--- Start Data for the task ---

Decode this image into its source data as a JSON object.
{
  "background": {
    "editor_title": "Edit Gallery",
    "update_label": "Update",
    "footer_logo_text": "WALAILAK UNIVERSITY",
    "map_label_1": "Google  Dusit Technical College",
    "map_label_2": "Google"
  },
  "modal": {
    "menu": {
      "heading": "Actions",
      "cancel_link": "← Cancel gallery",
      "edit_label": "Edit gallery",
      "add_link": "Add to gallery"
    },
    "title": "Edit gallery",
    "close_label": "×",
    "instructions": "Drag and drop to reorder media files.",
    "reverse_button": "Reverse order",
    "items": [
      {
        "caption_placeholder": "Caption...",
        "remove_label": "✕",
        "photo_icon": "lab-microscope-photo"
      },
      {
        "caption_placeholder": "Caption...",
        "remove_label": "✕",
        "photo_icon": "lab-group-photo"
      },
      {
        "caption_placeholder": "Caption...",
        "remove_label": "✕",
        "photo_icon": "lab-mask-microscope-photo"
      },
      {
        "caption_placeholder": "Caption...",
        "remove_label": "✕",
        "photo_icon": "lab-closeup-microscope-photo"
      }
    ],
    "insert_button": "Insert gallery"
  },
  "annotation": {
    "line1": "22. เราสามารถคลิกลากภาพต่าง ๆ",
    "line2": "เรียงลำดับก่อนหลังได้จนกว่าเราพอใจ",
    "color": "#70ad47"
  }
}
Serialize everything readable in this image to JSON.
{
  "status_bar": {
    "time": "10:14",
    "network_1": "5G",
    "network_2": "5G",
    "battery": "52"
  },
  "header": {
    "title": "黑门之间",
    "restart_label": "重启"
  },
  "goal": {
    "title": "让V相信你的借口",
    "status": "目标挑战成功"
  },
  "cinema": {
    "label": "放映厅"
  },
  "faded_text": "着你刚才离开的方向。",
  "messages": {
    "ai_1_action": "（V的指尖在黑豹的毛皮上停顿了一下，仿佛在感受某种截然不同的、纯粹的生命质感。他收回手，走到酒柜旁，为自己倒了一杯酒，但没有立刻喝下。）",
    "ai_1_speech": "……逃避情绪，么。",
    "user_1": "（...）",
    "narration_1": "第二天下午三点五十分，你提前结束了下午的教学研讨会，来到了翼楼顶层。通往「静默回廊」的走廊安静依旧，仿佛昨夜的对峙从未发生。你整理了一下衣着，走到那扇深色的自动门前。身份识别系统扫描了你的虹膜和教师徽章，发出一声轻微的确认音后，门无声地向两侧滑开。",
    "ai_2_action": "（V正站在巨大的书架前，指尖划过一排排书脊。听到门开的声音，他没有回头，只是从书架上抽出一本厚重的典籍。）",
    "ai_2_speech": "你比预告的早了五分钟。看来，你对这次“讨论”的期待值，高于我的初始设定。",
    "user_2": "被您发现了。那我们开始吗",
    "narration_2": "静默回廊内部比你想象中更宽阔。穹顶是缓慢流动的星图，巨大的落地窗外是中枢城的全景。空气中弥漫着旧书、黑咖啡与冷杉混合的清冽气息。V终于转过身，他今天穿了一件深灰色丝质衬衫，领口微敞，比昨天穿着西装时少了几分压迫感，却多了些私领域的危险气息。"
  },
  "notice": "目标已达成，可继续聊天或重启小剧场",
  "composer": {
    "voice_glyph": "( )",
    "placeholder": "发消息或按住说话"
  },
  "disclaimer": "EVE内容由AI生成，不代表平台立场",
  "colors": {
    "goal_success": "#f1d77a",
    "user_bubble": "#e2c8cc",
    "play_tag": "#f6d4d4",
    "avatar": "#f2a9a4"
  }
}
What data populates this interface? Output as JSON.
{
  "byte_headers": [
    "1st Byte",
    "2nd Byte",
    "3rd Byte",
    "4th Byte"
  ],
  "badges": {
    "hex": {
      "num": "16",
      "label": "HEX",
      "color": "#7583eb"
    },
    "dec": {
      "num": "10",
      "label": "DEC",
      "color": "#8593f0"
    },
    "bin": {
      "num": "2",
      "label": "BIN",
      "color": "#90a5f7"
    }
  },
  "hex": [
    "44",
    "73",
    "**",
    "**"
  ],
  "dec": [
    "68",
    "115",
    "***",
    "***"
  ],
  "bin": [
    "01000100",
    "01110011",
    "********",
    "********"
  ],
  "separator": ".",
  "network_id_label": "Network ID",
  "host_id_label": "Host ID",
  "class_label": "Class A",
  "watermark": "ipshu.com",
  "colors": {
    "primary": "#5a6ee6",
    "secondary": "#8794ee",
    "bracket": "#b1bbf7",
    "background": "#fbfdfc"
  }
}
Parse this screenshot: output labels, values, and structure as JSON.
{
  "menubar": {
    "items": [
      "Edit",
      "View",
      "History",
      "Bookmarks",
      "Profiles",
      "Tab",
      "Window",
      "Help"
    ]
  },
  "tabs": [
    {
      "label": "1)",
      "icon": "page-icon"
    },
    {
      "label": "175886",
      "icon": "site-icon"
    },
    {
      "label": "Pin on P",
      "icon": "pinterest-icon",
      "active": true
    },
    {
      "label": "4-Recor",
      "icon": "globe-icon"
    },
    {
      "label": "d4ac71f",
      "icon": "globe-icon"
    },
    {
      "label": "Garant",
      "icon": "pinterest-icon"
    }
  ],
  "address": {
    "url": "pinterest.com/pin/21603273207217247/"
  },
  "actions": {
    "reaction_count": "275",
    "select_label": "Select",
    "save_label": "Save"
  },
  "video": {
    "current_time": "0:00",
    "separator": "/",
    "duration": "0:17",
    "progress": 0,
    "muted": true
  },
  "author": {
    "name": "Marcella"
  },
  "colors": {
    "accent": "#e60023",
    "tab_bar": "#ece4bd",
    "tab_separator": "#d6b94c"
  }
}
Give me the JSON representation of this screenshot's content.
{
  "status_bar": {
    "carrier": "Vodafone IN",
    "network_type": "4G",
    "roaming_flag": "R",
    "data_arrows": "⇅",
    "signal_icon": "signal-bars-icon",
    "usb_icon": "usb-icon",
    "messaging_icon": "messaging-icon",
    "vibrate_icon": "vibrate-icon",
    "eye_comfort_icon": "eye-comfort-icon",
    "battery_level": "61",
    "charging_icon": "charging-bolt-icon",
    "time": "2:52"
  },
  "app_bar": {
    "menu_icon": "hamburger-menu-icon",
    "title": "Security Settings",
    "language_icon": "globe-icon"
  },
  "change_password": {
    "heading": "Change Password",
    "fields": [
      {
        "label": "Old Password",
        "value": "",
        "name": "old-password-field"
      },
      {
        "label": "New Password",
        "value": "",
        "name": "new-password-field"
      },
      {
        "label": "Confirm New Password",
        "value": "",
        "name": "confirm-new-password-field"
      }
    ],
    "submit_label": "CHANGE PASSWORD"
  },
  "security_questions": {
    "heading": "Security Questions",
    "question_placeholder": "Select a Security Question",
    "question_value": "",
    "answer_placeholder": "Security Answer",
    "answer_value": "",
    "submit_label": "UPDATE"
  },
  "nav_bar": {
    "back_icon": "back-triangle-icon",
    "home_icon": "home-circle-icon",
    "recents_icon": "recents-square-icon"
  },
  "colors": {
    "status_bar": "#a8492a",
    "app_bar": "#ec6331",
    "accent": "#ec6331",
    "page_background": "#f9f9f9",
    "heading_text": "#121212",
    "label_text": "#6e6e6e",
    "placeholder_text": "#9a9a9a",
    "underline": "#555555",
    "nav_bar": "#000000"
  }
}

--- End Data for the task ---

Which lines above contain the word "this"? Copy each of them.

Decode this image into its source data as a JSON object.
Serialize everything readable in this image to JSON.
What data populates this interface? Output as JSON.
Parse this screenshot: output labels, values, and structure as JSON.
Give me the JSON representation of this screenshot's content.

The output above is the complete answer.